--- START ITEMS ---

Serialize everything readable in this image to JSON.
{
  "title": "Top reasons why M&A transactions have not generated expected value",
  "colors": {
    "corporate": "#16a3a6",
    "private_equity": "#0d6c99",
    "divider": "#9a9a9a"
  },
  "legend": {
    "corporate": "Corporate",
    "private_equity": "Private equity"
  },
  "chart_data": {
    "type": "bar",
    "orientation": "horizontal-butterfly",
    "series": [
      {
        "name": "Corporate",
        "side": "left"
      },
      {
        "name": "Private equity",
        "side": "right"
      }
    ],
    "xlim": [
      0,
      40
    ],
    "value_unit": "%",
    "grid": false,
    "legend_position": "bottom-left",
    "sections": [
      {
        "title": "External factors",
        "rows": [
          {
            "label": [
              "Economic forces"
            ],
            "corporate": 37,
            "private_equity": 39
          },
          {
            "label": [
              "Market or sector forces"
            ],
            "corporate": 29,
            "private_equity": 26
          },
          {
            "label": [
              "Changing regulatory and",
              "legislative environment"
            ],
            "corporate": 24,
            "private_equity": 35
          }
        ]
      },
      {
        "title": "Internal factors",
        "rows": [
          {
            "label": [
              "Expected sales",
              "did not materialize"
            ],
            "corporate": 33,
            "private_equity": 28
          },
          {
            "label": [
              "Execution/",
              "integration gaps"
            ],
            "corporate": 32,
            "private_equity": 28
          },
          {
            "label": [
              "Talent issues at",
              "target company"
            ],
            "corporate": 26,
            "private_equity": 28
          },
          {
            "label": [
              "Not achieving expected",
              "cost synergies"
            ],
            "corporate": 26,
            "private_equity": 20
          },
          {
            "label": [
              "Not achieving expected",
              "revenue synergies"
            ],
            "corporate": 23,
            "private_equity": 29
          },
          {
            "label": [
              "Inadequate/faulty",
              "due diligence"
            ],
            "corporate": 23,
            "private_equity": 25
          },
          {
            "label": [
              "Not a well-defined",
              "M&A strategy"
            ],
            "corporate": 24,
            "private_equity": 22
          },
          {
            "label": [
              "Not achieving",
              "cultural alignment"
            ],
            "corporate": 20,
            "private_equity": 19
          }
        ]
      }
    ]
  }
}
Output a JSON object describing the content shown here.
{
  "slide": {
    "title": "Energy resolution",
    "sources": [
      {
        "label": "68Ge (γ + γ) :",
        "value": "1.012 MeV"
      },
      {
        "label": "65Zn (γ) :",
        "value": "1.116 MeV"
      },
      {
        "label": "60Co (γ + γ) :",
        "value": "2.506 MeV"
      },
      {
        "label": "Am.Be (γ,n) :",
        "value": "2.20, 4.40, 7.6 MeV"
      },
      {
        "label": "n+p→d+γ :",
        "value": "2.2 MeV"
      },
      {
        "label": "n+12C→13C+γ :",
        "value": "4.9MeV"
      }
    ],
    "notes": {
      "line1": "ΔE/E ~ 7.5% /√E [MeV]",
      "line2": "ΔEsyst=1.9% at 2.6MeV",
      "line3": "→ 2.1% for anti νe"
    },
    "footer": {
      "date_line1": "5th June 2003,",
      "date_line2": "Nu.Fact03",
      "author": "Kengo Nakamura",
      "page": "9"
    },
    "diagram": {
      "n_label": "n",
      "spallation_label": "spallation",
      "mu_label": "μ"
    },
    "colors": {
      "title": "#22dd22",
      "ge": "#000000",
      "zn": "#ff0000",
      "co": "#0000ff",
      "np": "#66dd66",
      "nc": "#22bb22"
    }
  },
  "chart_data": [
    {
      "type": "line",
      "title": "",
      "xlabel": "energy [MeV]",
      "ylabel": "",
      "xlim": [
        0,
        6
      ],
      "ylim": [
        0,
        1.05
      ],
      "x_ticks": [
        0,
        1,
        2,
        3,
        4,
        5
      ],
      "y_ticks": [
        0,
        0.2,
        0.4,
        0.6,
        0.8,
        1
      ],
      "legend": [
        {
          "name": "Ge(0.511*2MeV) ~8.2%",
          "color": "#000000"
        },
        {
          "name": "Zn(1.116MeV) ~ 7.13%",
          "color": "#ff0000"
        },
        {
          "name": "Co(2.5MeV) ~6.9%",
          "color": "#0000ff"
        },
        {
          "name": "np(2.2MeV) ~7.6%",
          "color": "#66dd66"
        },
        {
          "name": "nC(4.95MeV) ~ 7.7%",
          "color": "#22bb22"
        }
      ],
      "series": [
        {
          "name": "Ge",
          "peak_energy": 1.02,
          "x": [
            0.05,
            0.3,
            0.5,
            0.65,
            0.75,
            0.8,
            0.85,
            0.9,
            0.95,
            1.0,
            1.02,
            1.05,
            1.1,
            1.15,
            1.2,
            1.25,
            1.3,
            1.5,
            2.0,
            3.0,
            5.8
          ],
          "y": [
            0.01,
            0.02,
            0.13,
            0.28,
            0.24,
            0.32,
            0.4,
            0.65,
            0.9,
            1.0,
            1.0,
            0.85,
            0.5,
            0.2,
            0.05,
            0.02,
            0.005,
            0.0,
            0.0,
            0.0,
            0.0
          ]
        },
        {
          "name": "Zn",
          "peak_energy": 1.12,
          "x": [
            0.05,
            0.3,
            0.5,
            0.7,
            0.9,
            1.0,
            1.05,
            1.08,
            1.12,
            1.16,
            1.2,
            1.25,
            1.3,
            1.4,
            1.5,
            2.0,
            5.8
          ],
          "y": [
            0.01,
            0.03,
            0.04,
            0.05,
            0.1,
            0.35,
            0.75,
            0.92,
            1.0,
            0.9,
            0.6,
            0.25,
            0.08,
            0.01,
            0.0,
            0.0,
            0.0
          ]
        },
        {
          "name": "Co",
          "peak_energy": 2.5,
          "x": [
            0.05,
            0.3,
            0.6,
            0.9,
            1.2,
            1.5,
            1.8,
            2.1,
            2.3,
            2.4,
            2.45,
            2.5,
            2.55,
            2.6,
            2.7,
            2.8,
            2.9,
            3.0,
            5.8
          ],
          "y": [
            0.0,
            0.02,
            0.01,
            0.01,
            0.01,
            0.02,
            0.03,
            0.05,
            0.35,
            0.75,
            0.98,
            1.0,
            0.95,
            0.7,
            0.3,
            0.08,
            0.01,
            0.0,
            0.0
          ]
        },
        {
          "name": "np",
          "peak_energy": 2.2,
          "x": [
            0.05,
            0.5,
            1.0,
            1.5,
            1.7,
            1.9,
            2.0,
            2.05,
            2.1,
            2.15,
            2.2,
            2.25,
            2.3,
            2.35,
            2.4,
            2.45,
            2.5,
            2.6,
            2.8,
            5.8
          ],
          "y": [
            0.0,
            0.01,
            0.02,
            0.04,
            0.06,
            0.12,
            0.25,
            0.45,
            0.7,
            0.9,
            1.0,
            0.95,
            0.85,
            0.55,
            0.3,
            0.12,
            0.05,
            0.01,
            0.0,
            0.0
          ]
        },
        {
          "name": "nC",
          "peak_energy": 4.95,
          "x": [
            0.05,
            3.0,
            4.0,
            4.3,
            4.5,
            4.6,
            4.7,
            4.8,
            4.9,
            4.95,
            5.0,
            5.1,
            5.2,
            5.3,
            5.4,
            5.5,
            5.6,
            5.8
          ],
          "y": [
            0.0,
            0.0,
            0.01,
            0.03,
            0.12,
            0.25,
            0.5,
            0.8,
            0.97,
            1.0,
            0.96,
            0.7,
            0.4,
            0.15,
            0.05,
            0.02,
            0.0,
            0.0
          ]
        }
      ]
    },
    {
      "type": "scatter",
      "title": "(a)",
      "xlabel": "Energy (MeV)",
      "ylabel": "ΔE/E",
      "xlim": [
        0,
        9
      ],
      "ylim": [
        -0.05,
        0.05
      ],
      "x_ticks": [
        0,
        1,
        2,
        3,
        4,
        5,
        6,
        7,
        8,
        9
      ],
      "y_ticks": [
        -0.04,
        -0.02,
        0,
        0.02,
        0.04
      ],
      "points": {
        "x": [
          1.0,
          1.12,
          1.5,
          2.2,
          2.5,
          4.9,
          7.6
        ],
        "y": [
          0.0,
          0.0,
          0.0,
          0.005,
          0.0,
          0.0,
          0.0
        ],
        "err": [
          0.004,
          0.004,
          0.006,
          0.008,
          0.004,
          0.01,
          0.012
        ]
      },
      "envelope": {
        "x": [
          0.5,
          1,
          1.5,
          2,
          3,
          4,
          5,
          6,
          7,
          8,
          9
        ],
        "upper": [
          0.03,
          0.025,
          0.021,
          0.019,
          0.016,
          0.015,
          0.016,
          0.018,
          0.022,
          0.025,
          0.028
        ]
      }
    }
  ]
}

--- END ITEMS ---

• [AIM OF THE TASK]:
The answer is one number: how many lines of the material above contain "name".

• [EXPECTED ANSWER]:
12